_ITEMS_:
## Start
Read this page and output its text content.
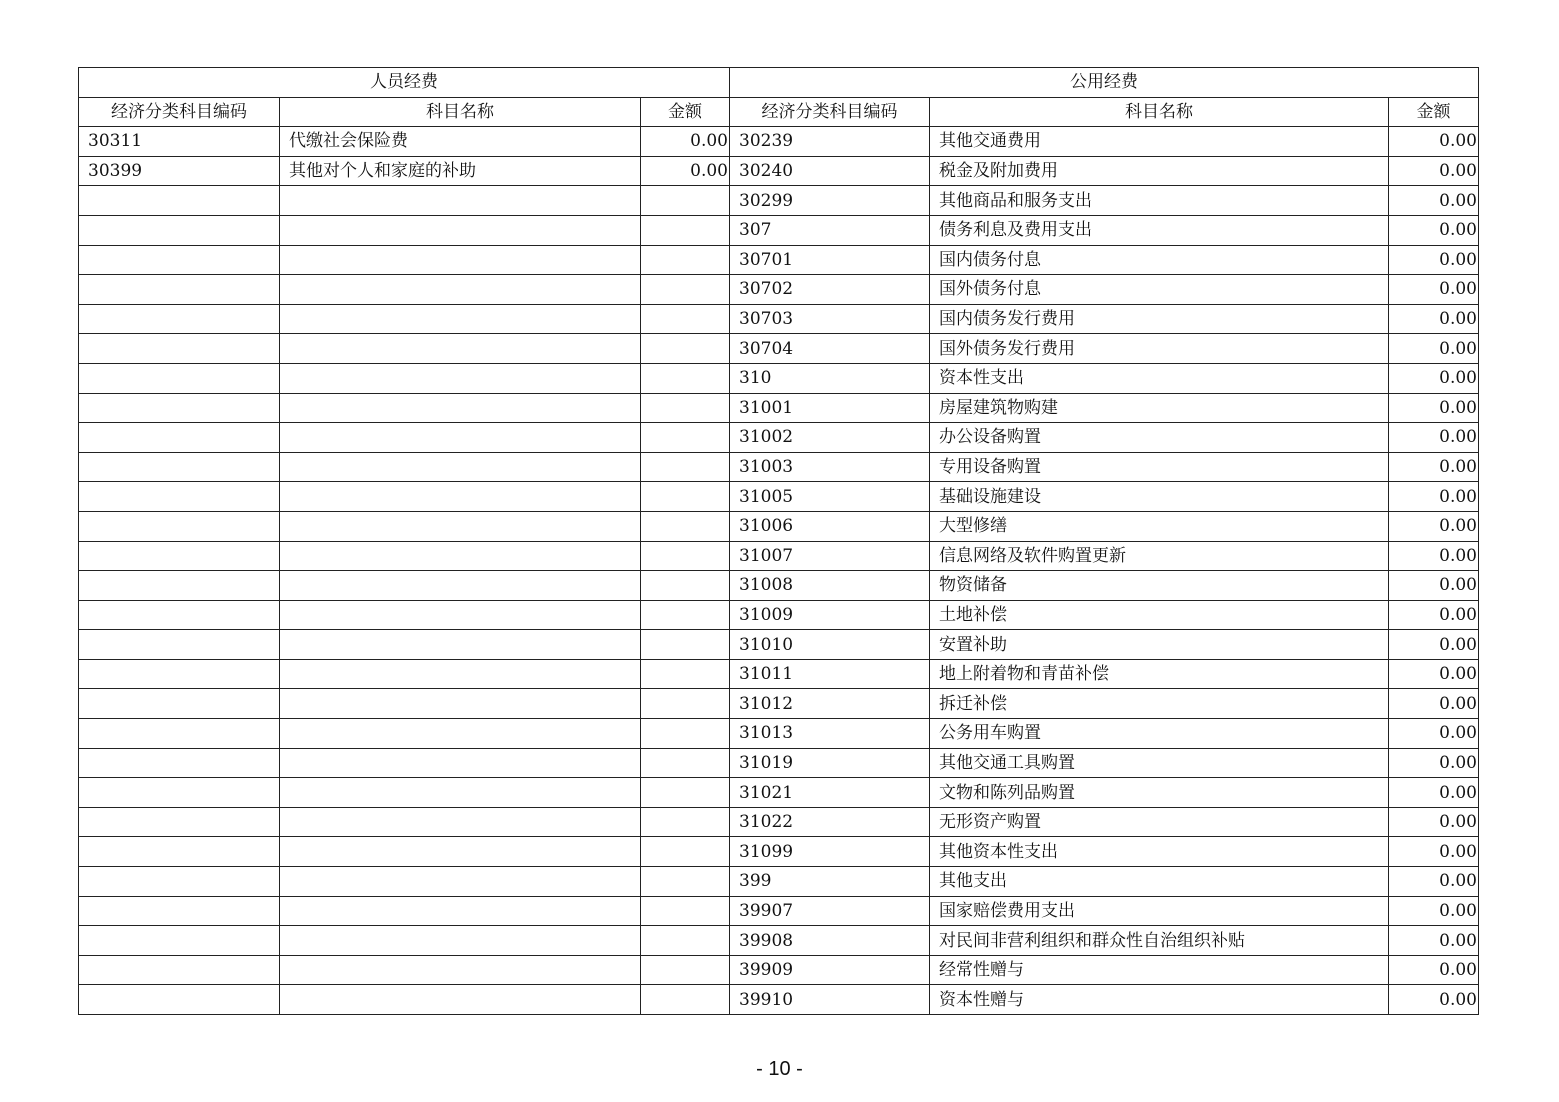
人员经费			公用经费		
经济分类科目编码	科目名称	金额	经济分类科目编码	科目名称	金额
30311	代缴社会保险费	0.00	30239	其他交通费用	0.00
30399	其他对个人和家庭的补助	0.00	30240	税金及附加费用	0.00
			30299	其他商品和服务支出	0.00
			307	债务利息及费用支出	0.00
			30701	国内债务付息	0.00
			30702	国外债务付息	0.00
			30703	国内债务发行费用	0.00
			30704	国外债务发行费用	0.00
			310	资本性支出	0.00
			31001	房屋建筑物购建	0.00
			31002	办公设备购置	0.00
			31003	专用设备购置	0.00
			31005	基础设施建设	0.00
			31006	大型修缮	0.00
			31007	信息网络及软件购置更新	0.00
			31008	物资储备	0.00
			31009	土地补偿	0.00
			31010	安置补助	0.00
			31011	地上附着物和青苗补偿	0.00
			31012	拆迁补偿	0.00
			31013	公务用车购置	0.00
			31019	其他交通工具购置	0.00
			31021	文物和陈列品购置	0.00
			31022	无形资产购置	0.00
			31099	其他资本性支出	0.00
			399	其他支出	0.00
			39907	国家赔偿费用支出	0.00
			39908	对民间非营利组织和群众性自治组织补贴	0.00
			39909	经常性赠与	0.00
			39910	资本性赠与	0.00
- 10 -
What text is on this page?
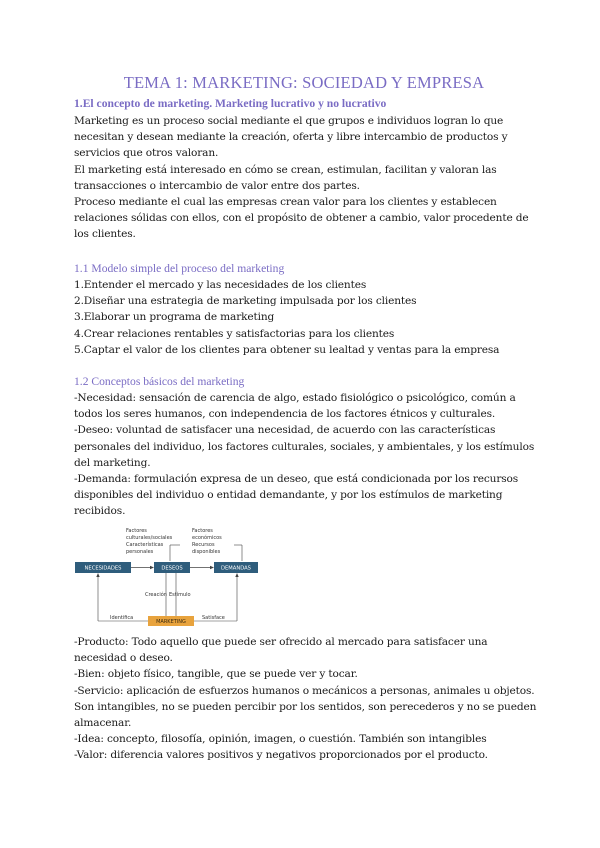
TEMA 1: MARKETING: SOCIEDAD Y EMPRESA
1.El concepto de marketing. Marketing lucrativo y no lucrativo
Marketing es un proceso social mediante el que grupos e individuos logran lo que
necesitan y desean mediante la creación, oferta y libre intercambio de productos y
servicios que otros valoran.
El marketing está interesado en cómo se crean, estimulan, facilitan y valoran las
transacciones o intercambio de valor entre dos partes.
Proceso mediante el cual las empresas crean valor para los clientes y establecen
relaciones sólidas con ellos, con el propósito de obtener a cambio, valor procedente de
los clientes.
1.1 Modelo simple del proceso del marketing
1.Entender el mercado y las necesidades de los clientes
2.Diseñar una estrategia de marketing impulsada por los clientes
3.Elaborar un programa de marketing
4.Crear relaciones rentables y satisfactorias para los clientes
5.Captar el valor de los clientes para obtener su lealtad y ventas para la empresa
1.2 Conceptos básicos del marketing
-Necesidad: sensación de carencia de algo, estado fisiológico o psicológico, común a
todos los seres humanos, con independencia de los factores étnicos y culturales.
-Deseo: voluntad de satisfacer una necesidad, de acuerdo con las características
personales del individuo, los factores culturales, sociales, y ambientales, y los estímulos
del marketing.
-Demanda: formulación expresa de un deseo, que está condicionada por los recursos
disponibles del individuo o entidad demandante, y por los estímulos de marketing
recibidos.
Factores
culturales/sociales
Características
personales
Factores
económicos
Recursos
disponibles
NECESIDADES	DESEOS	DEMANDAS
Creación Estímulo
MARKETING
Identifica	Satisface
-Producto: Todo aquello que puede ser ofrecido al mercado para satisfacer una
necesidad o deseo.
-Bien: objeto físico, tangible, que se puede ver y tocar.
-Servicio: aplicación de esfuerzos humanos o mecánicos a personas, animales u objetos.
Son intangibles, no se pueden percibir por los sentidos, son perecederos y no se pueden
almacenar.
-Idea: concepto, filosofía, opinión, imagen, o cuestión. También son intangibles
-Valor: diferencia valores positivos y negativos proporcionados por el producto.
## End
Every line of the material is to be quoted exactly, with no pictures carried over.

_REPLY_:
Read this page and output its text content.
人员经费			公用经费		
经济分类科目编码	科目名称	金额	经济分类科目编码	科目名称	金额
30311	代缴社会保险费	0.00	30239	其他交通费用	0.00
30399	其他对个人和家庭的补助	0.00	30240	税金及附加费用	0.00
			30299	其他商品和服务支出	0.00
			307	债务利息及费用支出	0.00
			30701	国内债务付息	0.00
			30702	国外债务付息	0.00
			30703	国内债务发行费用	0.00
			30704	国外债务发行费用	0.00
			310	资本性支出	0.00
			31001	房屋建筑物购建	0.00
			31002	办公设备购置	0.00
			31003	专用设备购置	0.00
			31005	基础设施建设	0.00
			31006	大型修缮	0.00
			31007	信息网络及软件购置更新	0.00
			31008	物资储备	0.00
			31009	土地补偿	0.00
			31010	安置补助	0.00
			31011	地上附着物和青苗补偿	0.00
			31012	拆迁补偿	0.00
			31013	公务用车购置	0.00
			31019	其他交通工具购置	0.00
			31021	文物和陈列品购置	0.00
			31022	无形资产购置	0.00
			31099	其他资本性支出	0.00
			399	其他支出	0.00
			39907	国家赔偿费用支出	0.00
			39908	对民间非营利组织和群众性自治组织补贴	0.00
			39909	经常性赠与	0.00
			39910	资本性赠与	0.00
- 10 -
What text is on this page?
TEMA 1: MARKETING: SOCIEDAD Y EMPRESA
1.El concepto de marketing. Marketing lucrativo y no lucrativo
Marketing es un proceso social mediante el que grupos e individuos logran lo que
necesitan y desean mediante la creación, oferta y libre intercambio de productos y
servicios que otros valoran.
El marketing está interesado en cómo se crean, estimulan, facilitan y valoran las
transacciones o intercambio de valor entre dos partes.
Proceso mediante el cual las empresas crean valor para los clientes y establecen
relaciones sólidas con ellos, con el propósito de obtener a cambio, valor procedente de
los clientes.
1.1 Modelo simple del proceso del marketing
1.Entender el mercado y las necesidades de los clientes
2.Diseñar una estrategia de marketing impulsada por los clientes
3.Elaborar un programa de marketing
4.Crear relaciones rentables y satisfactorias para los clientes
5.Captar el valor de los clientes para obtener su lealtad y ventas para la empresa
1.2 Conceptos básicos del marketing
-Necesidad: sensación de carencia de algo, estado fisiológico o psicológico, común a
todos los seres humanos, con independencia de los factores étnicos y culturales.
-Deseo: voluntad de satisfacer una necesidad, de acuerdo con las características
personales del individuo, los factores culturales, sociales, y ambientales, y los estímulos
del marketing.
-Demanda: formulación expresa de un deseo, que está condicionada por los recursos
disponibles del individuo o entidad demandante, y por los estímulos de marketing
recibidos.
Factores
culturales/sociales
Características
personales
Factores
económicos
Recursos
disponibles
NECESIDADES	DESEOS	DEMANDAS
Creación Estímulo
MARKETING
Identifica	Satisface
-Producto: Todo aquello que puede ser ofrecido al mercado para satisfacer una
necesidad o deseo.
-Bien: objeto físico, tangible, que se puede ver y tocar.
-Servicio: aplicación de esfuerzos humanos o mecánicos a personas, animales u objetos.
Son intangibles, no se pueden percibir por los sentidos, son perecederos y no se pueden
almacenar.
-Idea: concepto, filosofía, opinión, imagen, o cuestión. También son intangibles
-Valor: diferencia valores positivos y negativos proporcionados por el producto.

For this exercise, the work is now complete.